WHAT NEEDS TO BE DONE.
Your task is to give the listing below back word for word, pictures excluded.
--- Begin GIVEN RECORDS ---
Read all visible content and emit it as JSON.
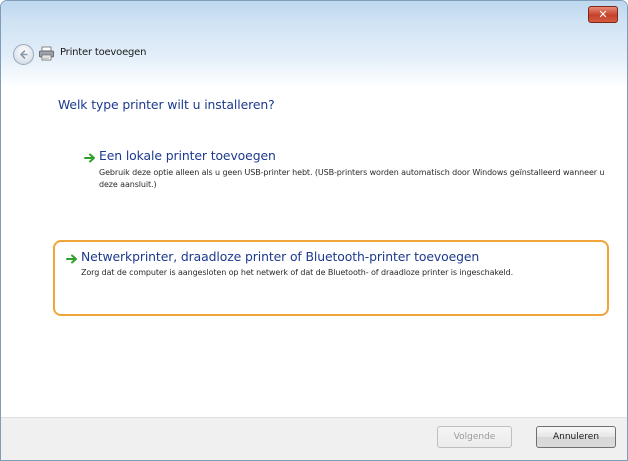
{
  "window": {
    "title": "Printer toevoegen",
    "close_label": "✕"
  },
  "main": {
    "question": "Welk type printer wilt u installeren?",
    "options": [
      {
        "title": "Een lokale printer toevoegen",
        "description": "Gebruik deze optie alleen als u geen USB-printer hebt. (USB-printers worden automatisch door Windows geïnstalleerd wanneer u deze aansluit.)"
      },
      {
        "title": "Netwerkprinter, draadloze printer of Bluetooth-printer toevoegen",
        "description": "Zorg dat de computer is aangesloten op het netwerk of dat de Bluetooth- of draadloze printer is ingeschakeld."
      }
    ]
  },
  "footer": {
    "next_label": "Volgende",
    "cancel_label": "Annuleren"
  },
  "colors": {
    "heading_blue": "#1c3a8f",
    "selection_orange": "#f0a43a",
    "arrow_green": "#2ea02e"
  }
}
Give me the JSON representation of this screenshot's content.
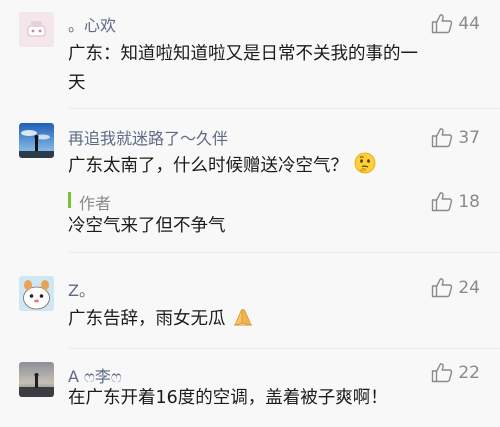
{
  "comments": [
    {
      "nickname": "。心欢",
      "likes": "44",
      "text_line1": "广东：知道啦知道啦又是日常不关我的事的一",
      "text_line2": "天"
    },
    {
      "nickname": "再追我就迷路了～久伴",
      "likes": "37",
      "text": "广东太南了，什么时候赠送冷空气？",
      "reply": {
        "author": "作者",
        "likes": "18",
        "text": "冷空气来了但不争气"
      }
    },
    {
      "nickname": "Z。",
      "likes": "24",
      "text": "广东告辞，雨女无瓜"
    },
    {
      "nickname": "A ෆ李ෆ",
      "likes": "22",
      "text": "在广东开着16度的空调，盖着被子爽啊！"
    }
  ],
  "icons": {
    "like": "thumbs-up-icon"
  },
  "colors": {
    "nickname": "#5c6b84",
    "text": "#1b1b1b",
    "meta": "#8a8a8a",
    "author_bar": "#7bbf3a"
  }
}
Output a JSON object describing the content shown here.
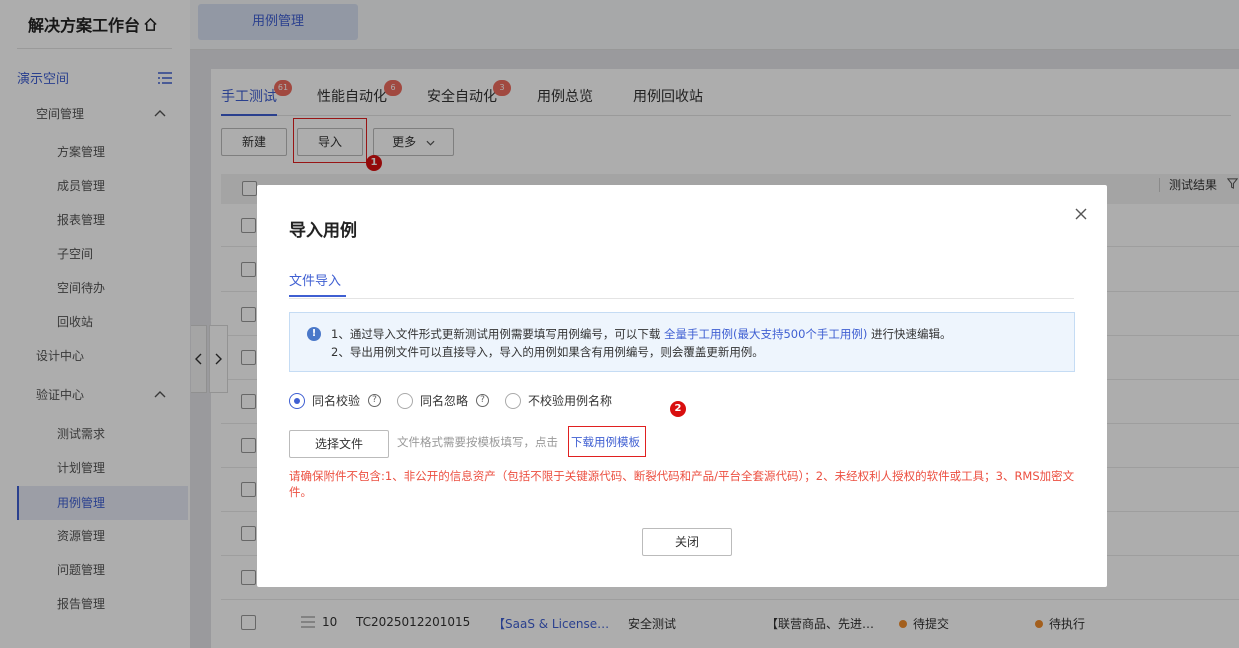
{
  "sidebar": {
    "title": "解决方案工作台",
    "workspace": "演示空间",
    "items": [
      {
        "label": "空间管理",
        "level": 1,
        "expanded": true
      },
      {
        "label": "方案管理",
        "level": 2
      },
      {
        "label": "成员管理",
        "level": 2
      },
      {
        "label": "报表管理",
        "level": 2
      },
      {
        "label": "子空间",
        "level": 2
      },
      {
        "label": "空间待办",
        "level": 2
      },
      {
        "label": "回收站",
        "level": 2
      },
      {
        "label": "设计中心",
        "level": 1
      },
      {
        "label": "验证中心",
        "level": 1,
        "expanded": true
      },
      {
        "label": "测试需求",
        "level": 2
      },
      {
        "label": "计划管理",
        "level": 2
      },
      {
        "label": "用例管理",
        "level": 2,
        "active": true
      },
      {
        "label": "资源管理",
        "level": 2
      },
      {
        "label": "问题管理",
        "level": 2
      },
      {
        "label": "报告管理",
        "level": 2
      }
    ]
  },
  "topbar": {
    "tab": "用例管理"
  },
  "tabs": [
    {
      "label": "手工测试",
      "badge": "61",
      "active": true
    },
    {
      "label": "性能自动化",
      "badge": "6"
    },
    {
      "label": "安全自动化",
      "badge": "3"
    },
    {
      "label": "用例总览"
    },
    {
      "label": "用例回收站"
    }
  ],
  "toolbar": {
    "new": "新建",
    "import": "导入",
    "more": "更多"
  },
  "table": {
    "last_header": "测试结果",
    "last_row": {
      "num": "10",
      "id": "TC2025012201015",
      "name": "【SaaS & License…",
      "type": "安全测试",
      "desc": "【联营商品、先进…",
      "status1": "待提交",
      "status2": "待执行"
    }
  },
  "annotations": {
    "n1": "1",
    "n2": "2"
  },
  "dialog": {
    "title": "导入用例",
    "tab": "文件导入",
    "info_line1_pre": "1、通过导入文件形式更新测试用例需要填写用例编号，可以下载 ",
    "info_line1_link": "全量手工用例(最大支持500个手工用例)",
    "info_line1_post": " 进行快速编辑。",
    "info_line2": "2、导出用例文件可以直接导入，导入的用例如果含有用例编号，则会覆盖更新用例。",
    "radios": [
      {
        "label": "同名校验",
        "help": "?",
        "checked": true
      },
      {
        "label": "同名忽略",
        "help": "?",
        "checked": false
      },
      {
        "label": "不校验用例名称",
        "checked": false
      }
    ],
    "select_file": "选择文件",
    "file_hint": "文件格式需要按模板填写，点击",
    "download_template": "下载用例模板",
    "warning": "请确保附件不包含:1、非公开的信息资产（包括不限于关键源代码、断裂代码和产品/平台全套源代码）；2、未经权利人授权的软件或工具；3、RMS加密文件。",
    "close_button": "关闭"
  },
  "colors": {
    "accent": "#3f5fd2",
    "badge": "#ee6c5f",
    "warning": "#ec4f40",
    "annotation": "#d90f0f"
  },
  "icons": [
    "home-icon",
    "list-icon",
    "chevron-up-icon",
    "chevron-left-icon",
    "chevron-right-icon",
    "chevron-down-icon",
    "close-icon",
    "info-icon",
    "filter-icon",
    "drag-handle-icon"
  ]
}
--- End GIVEN RECORDS ---
TASK RESPONSE.
Read all visible content and emit it as JSON.
{
  "window": {
    "title": "Printer toevoegen",
    "close_label": "✕"
  },
  "main": {
    "question": "Welk type printer wilt u installeren?",
    "options": [
      {
        "title": "Een lokale printer toevoegen",
        "description": "Gebruik deze optie alleen als u geen USB-printer hebt. (USB-printers worden automatisch door Windows geïnstalleerd wanneer u deze aansluit.)"
      },
      {
        "title": "Netwerkprinter, draadloze printer of Bluetooth-printer toevoegen",
        "description": "Zorg dat de computer is aangesloten op het netwerk of dat de Bluetooth- of draadloze printer is ingeschakeld."
      }
    ]
  },
  "footer": {
    "next_label": "Volgende",
    "cancel_label": "Annuleren"
  },
  "colors": {
    "heading_blue": "#1c3a8f",
    "selection_orange": "#f0a43a",
    "arrow_green": "#2ea02e"
  }
}
Give me the JSON representation of this screenshot's content.
{
  "comments": [
    {
      "nickname": "。心欢",
      "likes": "44",
      "text_line1": "广东：知道啦知道啦又是日常不关我的事的一",
      "text_line2": "天"
    },
    {
      "nickname": "再追我就迷路了～久伴",
      "likes": "37",
      "text": "广东太南了，什么时候赠送冷空气？",
      "reply": {
        "author": "作者",
        "likes": "18",
        "text": "冷空气来了但不争气"
      }
    },
    {
      "nickname": "Z。",
      "likes": "24",
      "text": "广东告辞，雨女无瓜"
    },
    {
      "nickname": "A ෆ李ෆ",
      "likes": "22",
      "text": "在广东开着16度的空调，盖着被子爽啊！"
    }
  ],
  "icons": {
    "like": "thumbs-up-icon"
  },
  "colors": {
    "nickname": "#5c6b84",
    "text": "#1b1b1b",
    "meta": "#8a8a8a",
    "author_bar": "#7bbf3a"
  }
}
Output a JSON object describing the content shown here.
{
  "sidebar": {
    "title": "解决方案工作台",
    "workspace": "演示空间",
    "items": [
      {
        "label": "空间管理",
        "level": 1,
        "expanded": true
      },
      {
        "label": "方案管理",
        "level": 2
      },
      {
        "label": "成员管理",
        "level": 2
      },
      {
        "label": "报表管理",
        "level": 2
      },
      {
        "label": "子空间",
        "level": 2
      },
      {
        "label": "空间待办",
        "level": 2
      },
      {
        "label": "回收站",
        "level": 2
      },
      {
        "label": "设计中心",
        "level": 1
      },
      {
        "label": "验证中心",
        "level": 1,
        "expanded": true
      },
      {
        "label": "测试需求",
        "level": 2
      },
      {
        "label": "计划管理",
        "level": 2
      },
      {
        "label": "用例管理",
        "level": 2,
        "active": true
      },
      {
        "label": "资源管理",
        "level": 2
      },
      {
        "label": "问题管理",
        "level": 2
      },
      {
        "label": "报告管理",
        "level": 2
      }
    ]
  },
  "topbar": {
    "tab": "用例管理"
  },
  "tabs": [
    {
      "label": "手工测试",
      "badge": "61",
      "active": true
    },
    {
      "label": "性能自动化",
      "badge": "6"
    },
    {
      "label": "安全自动化",
      "badge": "3"
    },
    {
      "label": "用例总览"
    },
    {
      "label": "用例回收站"
    }
  ],
  "toolbar": {
    "new": "新建",
    "import": "导入",
    "more": "更多"
  },
  "table": {
    "last_header": "测试结果",
    "last_row": {
      "num": "10",
      "id": "TC2025012201015",
      "name": "【SaaS & License…",
      "type": "安全测试",
      "desc": "【联营商品、先进…",
      "status1": "待提交",
      "status2": "待执行"
    }
  },
  "annotations": {
    "n1": "1",
    "n2": "2"
  },
  "dialog": {
    "title": "导入用例",
    "tab": "文件导入",
    "info_line1_pre": "1、通过导入文件形式更新测试用例需要填写用例编号，可以下载 ",
    "info_line1_link": "全量手工用例(最大支持500个手工用例)",
    "info_line1_post": " 进行快速编辑。",
    "info_line2": "2、导出用例文件可以直接导入，导入的用例如果含有用例编号，则会覆盖更新用例。",
    "radios": [
      {
        "label": "同名校验",
        "help": "?",
        "checked": true
      },
      {
        "label": "同名忽略",
        "help": "?",
        "checked": false
      },
      {
        "label": "不校验用例名称",
        "checked": false
      }
    ],
    "select_file": "选择文件",
    "file_hint": "文件格式需要按模板填写，点击",
    "download_template": "下载用例模板",
    "warning": "请确保附件不包含:1、非公开的信息资产（包括不限于关键源代码、断裂代码和产品/平台全套源代码）；2、未经权利人授权的软件或工具；3、RMS加密文件。",
    "close_button": "关闭"
  },
  "colors": {
    "accent": "#3f5fd2",
    "badge": "#ee6c5f",
    "warning": "#ec4f40",
    "annotation": "#d90f0f"
  },
  "icons": [
    "home-icon",
    "list-icon",
    "chevron-up-icon",
    "chevron-left-icon",
    "chevron-right-icon",
    "chevron-down-icon",
    "close-icon",
    "info-icon",
    "filter-icon",
    "drag-handle-icon"
  ]
}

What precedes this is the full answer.